> PROVIDED DATA
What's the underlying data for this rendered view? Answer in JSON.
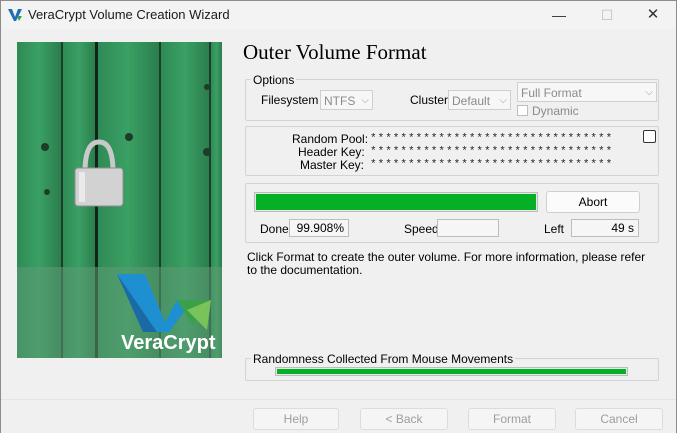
{
  "window": {
    "title": "VeraCrypt Volume Creation Wizard",
    "minimize_glyph": "—",
    "maximize_glyph": "☐",
    "close_glyph": "✕"
  },
  "branding": {
    "logo_text": "VeraCrypt",
    "accent_colors": [
      "#1e9bd7",
      "#2a7c3c",
      "#6bbf4e"
    ]
  },
  "page": {
    "heading": "Outer Volume Format"
  },
  "options": {
    "group_label": "Options",
    "filesystem_label": "Filesystem",
    "filesystem_value": "NTFS",
    "cluster_label": "Cluster",
    "cluster_value": "Default",
    "format_mode_value": "Full Format",
    "dynamic_label": "Dynamic"
  },
  "keys": {
    "random_pool_label": "Random Pool:",
    "random_pool_value": "********************************",
    "header_key_label": "Header Key:",
    "header_key_value": "********************************",
    "master_key_label": "Master Key:",
    "master_key_value": "********************************"
  },
  "progress": {
    "fraction": 0.99908,
    "abort_label": "Abort",
    "done_label": "Done",
    "done_value": "99.908%",
    "speed_label": "Speed",
    "speed_value": "",
    "left_label": "Left",
    "left_value": "49 s",
    "bar_color": "#06b025"
  },
  "info_text": "Click Format to create the outer volume. For more information, please refer to the documentation.",
  "randomness": {
    "label": "Randomness Collected From Mouse Movements",
    "fraction": 1.0
  },
  "footer": {
    "help_label": "Help",
    "back_label": "< Back",
    "format_label": "Format",
    "cancel_label": "Cancel"
  }
}
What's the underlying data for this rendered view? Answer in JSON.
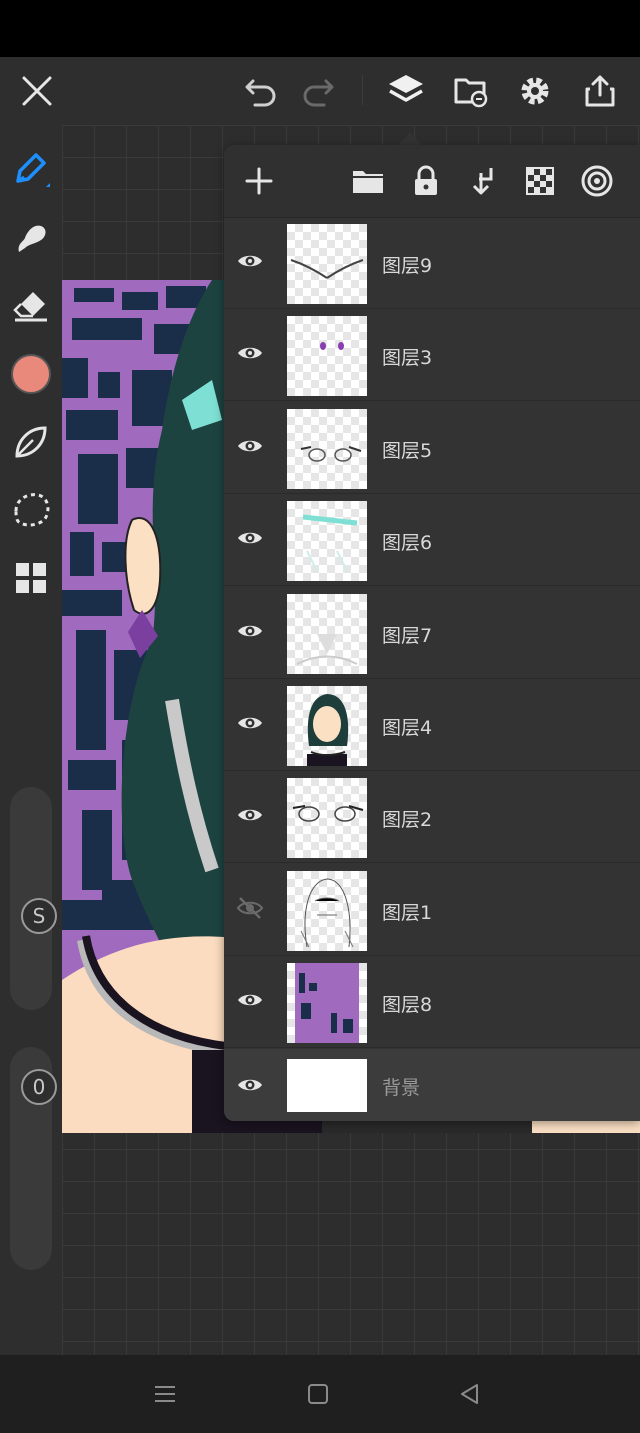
{
  "toolbar": {
    "close": "close-icon",
    "undo": "undo-icon",
    "redo": "redo-icon",
    "layers": "layers-icon",
    "gallery": "gallery-icon",
    "settings": "gear-icon",
    "export": "share-icon"
  },
  "tools": {
    "brush_color": "#e8897b",
    "size_label": "S",
    "opacity_label": "0"
  },
  "colors": {
    "accent": "#1e8fff",
    "panel": "#333333",
    "canvas_bg": "#2d2d2d"
  },
  "layers_panel": {
    "actions": [
      "add-layer-icon",
      "folder-icon",
      "lock-icon",
      "merge-down-icon",
      "transparency-icon",
      "blend-mode-icon"
    ],
    "layers": [
      {
        "name": "图层9",
        "visible": true
      },
      {
        "name": "图层3",
        "visible": true
      },
      {
        "name": "图层5",
        "visible": true
      },
      {
        "name": "图层6",
        "visible": true
      },
      {
        "name": "图层7",
        "visible": true
      },
      {
        "name": "图层4",
        "visible": true
      },
      {
        "name": "图层2",
        "visible": true
      },
      {
        "name": "图层1",
        "visible": false
      },
      {
        "name": "图层8",
        "visible": true
      },
      {
        "name": "背景",
        "visible": true,
        "selected": true
      }
    ]
  },
  "navbar": {
    "menu": "menu-icon",
    "home": "home-icon",
    "back": "back-icon"
  }
}
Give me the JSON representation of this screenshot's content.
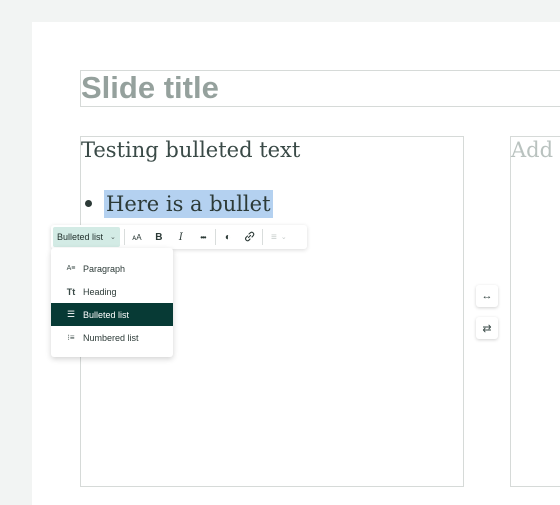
{
  "slide": {
    "title": "Slide title",
    "body_heading": "Testing bulleted text",
    "bullet": "Here is a bullet",
    "right_placeholder": "Add t"
  },
  "toolbar": {
    "style_select_label": "Bulleted list",
    "buttons": [
      {
        "name": "text-size-icon",
        "glyph": "ᴀA"
      },
      {
        "name": "bold-icon",
        "glyph": "B"
      },
      {
        "name": "italic-icon",
        "glyph": "I"
      },
      {
        "name": "more-icon",
        "glyph": "•••"
      },
      {
        "name": "highlight-icon",
        "glyph": "◐"
      },
      {
        "name": "link-icon",
        "glyph": "🔗"
      },
      {
        "name": "align-icon",
        "glyph": "≡"
      }
    ]
  },
  "dropdown": {
    "items": [
      {
        "label": "Paragraph",
        "icon": "paragraph-icon",
        "glyph": "A≡",
        "selected": false
      },
      {
        "label": "Heading",
        "icon": "heading-icon",
        "glyph": "Tt",
        "selected": false
      },
      {
        "label": "Bulleted list",
        "icon": "bulleted-list-icon",
        "glyph": "☰",
        "selected": true
      },
      {
        "label": "Numbered list",
        "icon": "numbered-list-icon",
        "glyph": "⁝≡",
        "selected": false
      }
    ]
  },
  "side_buttons": [
    {
      "name": "resize-horizontal-icon",
      "glyph": "↔"
    },
    {
      "name": "swap-icon",
      "glyph": "⇄"
    }
  ],
  "colors": {
    "accent_dark": "#073a35",
    "select_bg": "#d3ebe5",
    "selection_highlight": "#b4d1f0"
  }
}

> EXERCISE INSTRUCTIONS
Every entry must be transcribed exactly. Pictures do not belong in the copy.

> SOLUTION FOR THIS EXERCISE
What's the underlying data for this rendered view? Answer in JSON.
{
  "window": {
    "title": "VeraCrypt Volume Creation Wizard",
    "minimize_glyph": "—",
    "maximize_glyph": "☐",
    "close_glyph": "✕"
  },
  "branding": {
    "logo_text": "VeraCrypt",
    "accent_colors": [
      "#1e9bd7",
      "#2a7c3c",
      "#6bbf4e"
    ]
  },
  "page": {
    "heading": "Outer Volume Format"
  },
  "options": {
    "group_label": "Options",
    "filesystem_label": "Filesystem",
    "filesystem_value": "NTFS",
    "cluster_label": "Cluster",
    "cluster_value": "Default",
    "format_mode_value": "Full Format",
    "dynamic_label": "Dynamic"
  },
  "keys": {
    "random_pool_label": "Random Pool:",
    "random_pool_value": "********************************",
    "header_key_label": "Header Key:",
    "header_key_value": "********************************",
    "master_key_label": "Master Key:",
    "master_key_value": "********************************"
  },
  "progress": {
    "fraction": 0.99908,
    "abort_label": "Abort",
    "done_label": "Done",
    "done_value": "99.908%",
    "speed_label": "Speed",
    "speed_value": "",
    "left_label": "Left",
    "left_value": "49 s",
    "bar_color": "#06b025"
  },
  "info_text": "Click Format to create the outer volume. For more information, please refer to the documentation.",
  "randomness": {
    "label": "Randomness Collected From Mouse Movements",
    "fraction": 1.0
  },
  "footer": {
    "help_label": "Help",
    "back_label": "< Back",
    "format_label": "Format",
    "cancel_label": "Cancel"
  }
}
What's the underlying data for this rendered view? Answer in JSON.
{
  "toolbar": {
    "close": "close-icon",
    "undo": "undo-icon",
    "redo": "redo-icon",
    "layers": "layers-icon",
    "gallery": "gallery-icon",
    "settings": "gear-icon",
    "export": "share-icon"
  },
  "tools": {
    "brush_color": "#e8897b",
    "size_label": "S",
    "opacity_label": "0"
  },
  "colors": {
    "accent": "#1e8fff",
    "panel": "#333333",
    "canvas_bg": "#2d2d2d"
  },
  "layers_panel": {
    "actions": [
      "add-layer-icon",
      "folder-icon",
      "lock-icon",
      "merge-down-icon",
      "transparency-icon",
      "blend-mode-icon"
    ],
    "layers": [
      {
        "name": "图层9",
        "visible": true
      },
      {
        "name": "图层3",
        "visible": true
      },
      {
        "name": "图层5",
        "visible": true
      },
      {
        "name": "图层6",
        "visible": true
      },
      {
        "name": "图层7",
        "visible": true
      },
      {
        "name": "图层4",
        "visible": true
      },
      {
        "name": "图层2",
        "visible": true
      },
      {
        "name": "图层1",
        "visible": false
      },
      {
        "name": "图层8",
        "visible": true
      },
      {
        "name": "背景",
        "visible": true,
        "selected": true
      }
    ]
  },
  "navbar": {
    "menu": "menu-icon",
    "home": "home-icon",
    "back": "back-icon"
  }
}
Give me the JSON representation of this screenshot's content.
{
  "slide": {
    "title": "Slide title",
    "body_heading": "Testing bulleted text",
    "bullet": "Here is a bullet",
    "right_placeholder": "Add t"
  },
  "toolbar": {
    "style_select_label": "Bulleted list",
    "buttons": [
      {
        "name": "text-size-icon",
        "glyph": "ᴀA"
      },
      {
        "name": "bold-icon",
        "glyph": "B"
      },
      {
        "name": "italic-icon",
        "glyph": "I"
      },
      {
        "name": "more-icon",
        "glyph": "•••"
      },
      {
        "name": "highlight-icon",
        "glyph": "◐"
      },
      {
        "name": "link-icon",
        "glyph": "🔗"
      },
      {
        "name": "align-icon",
        "glyph": "≡"
      }
    ]
  },
  "dropdown": {
    "items": [
      {
        "label": "Paragraph",
        "icon": "paragraph-icon",
        "glyph": "A≡",
        "selected": false
      },
      {
        "label": "Heading",
        "icon": "heading-icon",
        "glyph": "Tt",
        "selected": false
      },
      {
        "label": "Bulleted list",
        "icon": "bulleted-list-icon",
        "glyph": "☰",
        "selected": true
      },
      {
        "label": "Numbered list",
        "icon": "numbered-list-icon",
        "glyph": "⁝≡",
        "selected": false
      }
    ]
  },
  "side_buttons": [
    {
      "name": "resize-horizontal-icon",
      "glyph": "↔"
    },
    {
      "name": "swap-icon",
      "glyph": "⇄"
    }
  ],
  "colors": {
    "accent_dark": "#073a35",
    "select_bg": "#d3ebe5",
    "selection_highlight": "#b4d1f0"
  }
}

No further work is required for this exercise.